▸ ENTRIES SHOWN:
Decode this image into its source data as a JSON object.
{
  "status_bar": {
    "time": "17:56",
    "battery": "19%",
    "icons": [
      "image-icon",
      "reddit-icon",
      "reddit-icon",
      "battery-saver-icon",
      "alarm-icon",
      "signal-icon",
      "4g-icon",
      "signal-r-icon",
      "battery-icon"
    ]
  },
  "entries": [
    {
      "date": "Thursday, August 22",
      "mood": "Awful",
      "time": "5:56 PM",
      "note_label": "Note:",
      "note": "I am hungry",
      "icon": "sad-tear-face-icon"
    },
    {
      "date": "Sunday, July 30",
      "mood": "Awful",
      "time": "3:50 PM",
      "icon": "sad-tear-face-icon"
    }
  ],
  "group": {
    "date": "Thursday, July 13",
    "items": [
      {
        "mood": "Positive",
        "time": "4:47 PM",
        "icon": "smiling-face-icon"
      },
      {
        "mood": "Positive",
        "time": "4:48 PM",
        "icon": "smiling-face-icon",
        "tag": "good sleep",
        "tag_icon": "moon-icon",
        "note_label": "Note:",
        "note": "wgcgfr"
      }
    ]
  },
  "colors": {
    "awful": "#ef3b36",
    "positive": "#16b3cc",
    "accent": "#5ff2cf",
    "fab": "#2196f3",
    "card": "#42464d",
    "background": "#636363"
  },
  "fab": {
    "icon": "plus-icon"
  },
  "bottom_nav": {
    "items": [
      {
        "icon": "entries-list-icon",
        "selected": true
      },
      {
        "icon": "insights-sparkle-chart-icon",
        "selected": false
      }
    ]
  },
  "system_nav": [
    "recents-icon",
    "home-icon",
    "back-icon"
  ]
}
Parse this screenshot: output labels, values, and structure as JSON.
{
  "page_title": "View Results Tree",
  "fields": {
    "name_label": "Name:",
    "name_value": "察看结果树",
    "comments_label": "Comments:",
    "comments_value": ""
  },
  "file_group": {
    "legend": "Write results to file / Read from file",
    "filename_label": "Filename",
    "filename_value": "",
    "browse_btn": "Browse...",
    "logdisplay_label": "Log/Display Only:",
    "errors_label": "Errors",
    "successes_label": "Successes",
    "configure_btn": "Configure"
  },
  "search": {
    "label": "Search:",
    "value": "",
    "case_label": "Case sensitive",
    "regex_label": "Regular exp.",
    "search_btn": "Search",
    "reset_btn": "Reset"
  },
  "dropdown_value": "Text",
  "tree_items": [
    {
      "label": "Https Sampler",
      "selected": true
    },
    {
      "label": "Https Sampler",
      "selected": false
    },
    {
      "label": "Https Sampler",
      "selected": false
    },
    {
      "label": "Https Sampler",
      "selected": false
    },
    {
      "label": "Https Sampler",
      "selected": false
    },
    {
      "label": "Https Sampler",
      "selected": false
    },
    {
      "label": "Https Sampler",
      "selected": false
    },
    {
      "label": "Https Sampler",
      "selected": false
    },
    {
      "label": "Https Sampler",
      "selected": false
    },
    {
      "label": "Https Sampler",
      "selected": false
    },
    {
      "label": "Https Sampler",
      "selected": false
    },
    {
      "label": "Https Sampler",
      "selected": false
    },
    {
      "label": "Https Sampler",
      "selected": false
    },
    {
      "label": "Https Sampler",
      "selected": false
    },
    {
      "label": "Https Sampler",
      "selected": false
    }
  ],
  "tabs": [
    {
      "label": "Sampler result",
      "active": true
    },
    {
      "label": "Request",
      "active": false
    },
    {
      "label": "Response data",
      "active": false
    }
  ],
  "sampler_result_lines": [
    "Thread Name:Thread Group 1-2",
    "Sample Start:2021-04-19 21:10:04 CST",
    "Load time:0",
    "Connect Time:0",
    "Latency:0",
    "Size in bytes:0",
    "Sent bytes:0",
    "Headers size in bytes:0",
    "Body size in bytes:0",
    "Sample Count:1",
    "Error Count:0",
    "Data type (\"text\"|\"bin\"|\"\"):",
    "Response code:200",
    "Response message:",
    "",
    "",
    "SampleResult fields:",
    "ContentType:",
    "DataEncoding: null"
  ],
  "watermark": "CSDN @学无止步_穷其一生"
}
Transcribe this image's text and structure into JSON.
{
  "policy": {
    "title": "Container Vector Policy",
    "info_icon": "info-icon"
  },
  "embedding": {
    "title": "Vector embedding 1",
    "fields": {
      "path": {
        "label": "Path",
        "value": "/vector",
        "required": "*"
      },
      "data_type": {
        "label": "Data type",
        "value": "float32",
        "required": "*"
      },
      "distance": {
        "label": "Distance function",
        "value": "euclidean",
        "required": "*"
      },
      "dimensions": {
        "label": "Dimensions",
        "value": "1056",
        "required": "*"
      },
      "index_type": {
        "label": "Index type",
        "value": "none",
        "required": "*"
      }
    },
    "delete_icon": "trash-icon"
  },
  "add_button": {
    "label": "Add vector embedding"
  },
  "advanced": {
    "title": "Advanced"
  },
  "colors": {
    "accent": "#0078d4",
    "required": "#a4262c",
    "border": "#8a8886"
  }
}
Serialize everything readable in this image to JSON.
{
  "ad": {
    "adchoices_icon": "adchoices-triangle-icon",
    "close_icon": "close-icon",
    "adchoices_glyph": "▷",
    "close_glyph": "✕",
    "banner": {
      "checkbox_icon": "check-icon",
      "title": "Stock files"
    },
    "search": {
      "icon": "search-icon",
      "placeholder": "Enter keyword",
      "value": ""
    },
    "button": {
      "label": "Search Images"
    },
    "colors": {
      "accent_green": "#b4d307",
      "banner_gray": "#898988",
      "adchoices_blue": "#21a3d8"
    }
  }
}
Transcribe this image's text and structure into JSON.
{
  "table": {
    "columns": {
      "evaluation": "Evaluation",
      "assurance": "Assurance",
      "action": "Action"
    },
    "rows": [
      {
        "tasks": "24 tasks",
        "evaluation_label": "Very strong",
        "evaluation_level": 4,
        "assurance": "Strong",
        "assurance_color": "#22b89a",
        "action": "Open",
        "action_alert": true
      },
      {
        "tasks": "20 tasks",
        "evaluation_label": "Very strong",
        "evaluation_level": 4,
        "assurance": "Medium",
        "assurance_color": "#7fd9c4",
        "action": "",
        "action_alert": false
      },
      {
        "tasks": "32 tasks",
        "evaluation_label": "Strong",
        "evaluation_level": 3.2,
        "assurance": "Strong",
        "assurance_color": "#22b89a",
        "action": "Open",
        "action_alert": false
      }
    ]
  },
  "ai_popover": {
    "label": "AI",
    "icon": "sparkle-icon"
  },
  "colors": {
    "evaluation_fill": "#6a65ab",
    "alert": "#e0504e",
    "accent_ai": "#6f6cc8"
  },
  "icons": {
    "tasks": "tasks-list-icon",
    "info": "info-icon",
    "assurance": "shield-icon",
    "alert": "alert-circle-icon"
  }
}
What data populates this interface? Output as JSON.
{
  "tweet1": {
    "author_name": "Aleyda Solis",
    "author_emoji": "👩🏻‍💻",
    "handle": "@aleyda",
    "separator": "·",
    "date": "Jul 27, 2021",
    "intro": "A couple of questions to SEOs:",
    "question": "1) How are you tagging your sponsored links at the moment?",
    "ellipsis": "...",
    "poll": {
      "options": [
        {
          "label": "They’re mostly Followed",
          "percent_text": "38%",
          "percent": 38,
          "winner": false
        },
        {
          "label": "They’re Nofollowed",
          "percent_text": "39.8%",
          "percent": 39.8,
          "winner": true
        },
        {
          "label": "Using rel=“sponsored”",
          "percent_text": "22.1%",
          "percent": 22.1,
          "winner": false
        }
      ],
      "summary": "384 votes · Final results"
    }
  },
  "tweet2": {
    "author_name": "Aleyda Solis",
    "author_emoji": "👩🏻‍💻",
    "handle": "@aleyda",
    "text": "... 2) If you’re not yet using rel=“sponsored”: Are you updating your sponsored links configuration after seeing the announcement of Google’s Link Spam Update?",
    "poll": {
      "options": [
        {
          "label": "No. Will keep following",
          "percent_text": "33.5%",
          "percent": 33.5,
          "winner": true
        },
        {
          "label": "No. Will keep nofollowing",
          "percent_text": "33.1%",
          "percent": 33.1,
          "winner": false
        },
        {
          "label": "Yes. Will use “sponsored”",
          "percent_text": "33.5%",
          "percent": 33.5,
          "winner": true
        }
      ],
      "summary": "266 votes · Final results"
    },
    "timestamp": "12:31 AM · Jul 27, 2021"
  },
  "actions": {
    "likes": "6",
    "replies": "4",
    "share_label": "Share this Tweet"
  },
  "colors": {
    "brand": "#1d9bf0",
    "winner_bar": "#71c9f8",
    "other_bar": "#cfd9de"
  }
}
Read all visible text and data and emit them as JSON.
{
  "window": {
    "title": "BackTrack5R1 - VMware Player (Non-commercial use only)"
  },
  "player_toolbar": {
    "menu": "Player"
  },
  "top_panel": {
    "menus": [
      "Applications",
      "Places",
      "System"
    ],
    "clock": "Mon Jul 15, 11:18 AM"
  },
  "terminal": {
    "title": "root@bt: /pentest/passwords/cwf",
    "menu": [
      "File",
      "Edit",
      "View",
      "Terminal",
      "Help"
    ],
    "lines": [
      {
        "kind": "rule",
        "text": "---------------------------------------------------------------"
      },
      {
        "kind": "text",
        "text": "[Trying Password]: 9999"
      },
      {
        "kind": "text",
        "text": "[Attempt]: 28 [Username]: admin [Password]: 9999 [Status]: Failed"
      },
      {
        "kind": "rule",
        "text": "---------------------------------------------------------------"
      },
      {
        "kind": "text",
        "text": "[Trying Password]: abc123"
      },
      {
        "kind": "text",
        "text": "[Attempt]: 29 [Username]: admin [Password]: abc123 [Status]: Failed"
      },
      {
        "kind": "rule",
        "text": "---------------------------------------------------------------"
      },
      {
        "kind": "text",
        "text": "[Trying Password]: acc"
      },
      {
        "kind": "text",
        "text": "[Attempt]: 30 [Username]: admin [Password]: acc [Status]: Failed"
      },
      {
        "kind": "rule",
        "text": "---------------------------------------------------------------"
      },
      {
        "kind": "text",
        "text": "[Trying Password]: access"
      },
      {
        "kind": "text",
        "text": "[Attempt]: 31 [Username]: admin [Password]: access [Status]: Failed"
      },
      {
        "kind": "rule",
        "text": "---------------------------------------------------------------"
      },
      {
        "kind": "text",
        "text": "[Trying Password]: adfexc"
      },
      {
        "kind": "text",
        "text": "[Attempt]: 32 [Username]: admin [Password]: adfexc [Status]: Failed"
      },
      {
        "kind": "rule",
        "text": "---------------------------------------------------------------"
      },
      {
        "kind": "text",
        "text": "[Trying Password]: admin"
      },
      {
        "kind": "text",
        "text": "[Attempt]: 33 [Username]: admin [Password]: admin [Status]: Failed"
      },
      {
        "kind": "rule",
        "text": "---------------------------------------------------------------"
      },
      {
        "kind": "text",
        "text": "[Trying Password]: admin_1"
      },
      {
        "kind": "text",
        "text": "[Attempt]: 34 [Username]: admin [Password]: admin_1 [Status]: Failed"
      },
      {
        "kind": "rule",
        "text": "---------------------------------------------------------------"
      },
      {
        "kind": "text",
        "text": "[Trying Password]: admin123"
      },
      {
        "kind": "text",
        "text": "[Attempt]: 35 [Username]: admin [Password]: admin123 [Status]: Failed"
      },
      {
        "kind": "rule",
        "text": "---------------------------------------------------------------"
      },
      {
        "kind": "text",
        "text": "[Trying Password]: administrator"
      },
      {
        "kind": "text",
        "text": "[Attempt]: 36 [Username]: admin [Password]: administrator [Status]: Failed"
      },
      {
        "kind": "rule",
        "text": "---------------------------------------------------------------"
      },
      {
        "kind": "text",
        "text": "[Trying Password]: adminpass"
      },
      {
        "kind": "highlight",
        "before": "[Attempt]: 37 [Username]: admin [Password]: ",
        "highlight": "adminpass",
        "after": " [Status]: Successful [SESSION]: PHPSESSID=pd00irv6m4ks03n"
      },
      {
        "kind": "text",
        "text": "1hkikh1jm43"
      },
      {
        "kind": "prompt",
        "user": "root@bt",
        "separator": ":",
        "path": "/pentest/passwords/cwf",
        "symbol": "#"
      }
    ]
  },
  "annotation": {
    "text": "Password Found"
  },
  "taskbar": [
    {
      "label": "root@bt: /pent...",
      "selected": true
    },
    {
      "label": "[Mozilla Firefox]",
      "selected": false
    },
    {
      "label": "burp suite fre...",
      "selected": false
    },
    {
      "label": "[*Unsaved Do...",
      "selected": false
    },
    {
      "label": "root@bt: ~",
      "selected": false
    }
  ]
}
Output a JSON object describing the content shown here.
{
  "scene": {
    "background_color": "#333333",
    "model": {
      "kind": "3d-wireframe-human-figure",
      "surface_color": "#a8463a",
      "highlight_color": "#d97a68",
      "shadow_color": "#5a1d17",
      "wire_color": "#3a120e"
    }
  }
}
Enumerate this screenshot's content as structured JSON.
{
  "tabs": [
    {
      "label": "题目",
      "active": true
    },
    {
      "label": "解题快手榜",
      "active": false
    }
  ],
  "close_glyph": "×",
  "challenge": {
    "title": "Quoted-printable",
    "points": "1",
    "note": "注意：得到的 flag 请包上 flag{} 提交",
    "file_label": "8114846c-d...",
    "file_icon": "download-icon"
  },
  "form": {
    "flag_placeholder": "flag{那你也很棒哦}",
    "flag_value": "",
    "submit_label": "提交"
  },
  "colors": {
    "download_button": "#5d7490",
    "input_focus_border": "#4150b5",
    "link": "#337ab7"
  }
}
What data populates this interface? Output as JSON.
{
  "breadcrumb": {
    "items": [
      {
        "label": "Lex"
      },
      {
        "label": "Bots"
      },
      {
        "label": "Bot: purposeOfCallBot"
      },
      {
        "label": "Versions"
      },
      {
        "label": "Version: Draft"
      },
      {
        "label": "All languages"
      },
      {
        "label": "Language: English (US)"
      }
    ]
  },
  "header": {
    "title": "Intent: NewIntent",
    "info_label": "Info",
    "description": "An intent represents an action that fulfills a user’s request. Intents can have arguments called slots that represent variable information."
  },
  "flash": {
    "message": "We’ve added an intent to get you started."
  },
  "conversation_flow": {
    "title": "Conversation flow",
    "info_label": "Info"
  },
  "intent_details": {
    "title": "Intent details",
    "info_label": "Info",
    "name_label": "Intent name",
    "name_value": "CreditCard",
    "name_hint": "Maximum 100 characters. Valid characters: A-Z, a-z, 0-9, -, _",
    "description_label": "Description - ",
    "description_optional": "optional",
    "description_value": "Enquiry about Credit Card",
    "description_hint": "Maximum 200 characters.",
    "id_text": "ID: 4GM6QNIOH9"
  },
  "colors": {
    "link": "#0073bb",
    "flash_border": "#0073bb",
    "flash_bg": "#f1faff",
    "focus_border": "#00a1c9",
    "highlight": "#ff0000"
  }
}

▸ AIM OF THE TASK: Say how many lines in the entries contain the string "access", and leave out everything else.

▸ WRITTEN SOLUTION: 2